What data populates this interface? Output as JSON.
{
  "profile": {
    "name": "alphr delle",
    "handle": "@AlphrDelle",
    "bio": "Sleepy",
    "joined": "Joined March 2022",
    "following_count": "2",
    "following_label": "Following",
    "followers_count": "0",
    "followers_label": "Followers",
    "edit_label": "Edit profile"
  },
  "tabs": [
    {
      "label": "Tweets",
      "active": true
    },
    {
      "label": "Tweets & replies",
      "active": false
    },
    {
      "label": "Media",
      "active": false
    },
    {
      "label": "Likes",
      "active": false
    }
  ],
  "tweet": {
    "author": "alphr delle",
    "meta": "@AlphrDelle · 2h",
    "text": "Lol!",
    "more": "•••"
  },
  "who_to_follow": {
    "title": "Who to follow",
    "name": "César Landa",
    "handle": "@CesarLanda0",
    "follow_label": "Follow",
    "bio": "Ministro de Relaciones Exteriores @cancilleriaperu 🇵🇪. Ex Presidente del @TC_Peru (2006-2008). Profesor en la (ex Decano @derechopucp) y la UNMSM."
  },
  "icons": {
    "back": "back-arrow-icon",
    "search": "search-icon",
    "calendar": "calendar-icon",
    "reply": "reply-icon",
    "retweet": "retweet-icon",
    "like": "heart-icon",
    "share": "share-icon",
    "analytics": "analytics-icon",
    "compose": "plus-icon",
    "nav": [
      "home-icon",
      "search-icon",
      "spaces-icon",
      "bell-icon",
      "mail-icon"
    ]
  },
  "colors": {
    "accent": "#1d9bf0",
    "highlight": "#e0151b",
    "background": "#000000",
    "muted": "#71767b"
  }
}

* _Set task_:
Reproduce the full set of records precisely.

* _Written answer_:
What data populates this interface? Output as JSON.
{
  "profile": {
    "name": "alphr delle",
    "handle": "@AlphrDelle",
    "bio": "Sleepy",
    "joined": "Joined March 2022",
    "following_count": "2",
    "following_label": "Following",
    "followers_count": "0",
    "followers_label": "Followers",
    "edit_label": "Edit profile"
  },
  "tabs": [
    {
      "label": "Tweets",
      "active": true
    },
    {
      "label": "Tweets & replies",
      "active": false
    },
    {
      "label": "Media",
      "active": false
    },
    {
      "label": "Likes",
      "active": false
    }
  ],
  "tweet": {
    "author": "alphr delle",
    "meta": "@AlphrDelle · 2h",
    "text": "Lol!",
    "more": "•••"
  },
  "who_to_follow": {
    "title": "Who to follow",
    "name": "César Landa",
    "handle": "@CesarLanda0",
    "follow_label": "Follow",
    "bio": "Ministro de Relaciones Exteriores @cancilleriaperu 🇵🇪. Ex Presidente del @TC_Peru (2006-2008). Profesor en la (ex Decano @derechopucp) y la UNMSM."
  },
  "icons": {
    "back": "back-arrow-icon",
    "search": "search-icon",
    "calendar": "calendar-icon",
    "reply": "reply-icon",
    "retweet": "retweet-icon",
    "like": "heart-icon",
    "share": "share-icon",
    "analytics": "analytics-icon",
    "compose": "plus-icon",
    "nav": [
      "home-icon",
      "search-icon",
      "spaces-icon",
      "bell-icon",
      "mail-icon"
    ]
  },
  "colors": {
    "accent": "#1d9bf0",
    "highlight": "#e0151b",
    "background": "#000000",
    "muted": "#71767b"
  }
}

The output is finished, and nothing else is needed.